Task statement: Restate all of the data exactly.

--- Supplied records ---

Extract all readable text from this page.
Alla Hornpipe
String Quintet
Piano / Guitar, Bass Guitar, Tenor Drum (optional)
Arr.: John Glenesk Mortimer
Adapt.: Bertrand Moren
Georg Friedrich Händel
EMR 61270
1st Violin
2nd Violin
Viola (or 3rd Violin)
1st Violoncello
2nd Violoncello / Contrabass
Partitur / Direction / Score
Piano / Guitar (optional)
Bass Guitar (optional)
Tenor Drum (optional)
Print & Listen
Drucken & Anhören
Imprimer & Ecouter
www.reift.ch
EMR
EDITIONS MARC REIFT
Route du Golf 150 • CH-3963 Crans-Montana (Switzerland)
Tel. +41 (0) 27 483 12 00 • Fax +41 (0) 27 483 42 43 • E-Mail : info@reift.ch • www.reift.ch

---

Response to this exercise:
Extract all readable text from this page.
Alla Hornpipe
String Quintet
Piano / Guitar, Bass Guitar, Tenor Drum (optional)
Arr.: John Glenesk Mortimer
Adapt.: Bertrand Moren
Georg Friedrich Händel
EMR 61270
1st Violin
2nd Violin
Viola (or 3rd Violin)
1st Violoncello
2nd Violoncello / Contrabass
Partitur / Direction / Score
Piano / Guitar (optional)
Bass Guitar (optional)
Tenor Drum (optional)
Print & Listen
Drucken & Anhören
Imprimer & Ecouter
www.reift.ch
EMR
EDITIONS MARC REIFT
Route du Golf 150 • CH-3963 Crans-Montana (Switzerland)
Tel. +41 (0) 27 483 12 00 • Fax +41 (0) 27 483 42 43 • E-Mail : info@reift.ch • www.reift.ch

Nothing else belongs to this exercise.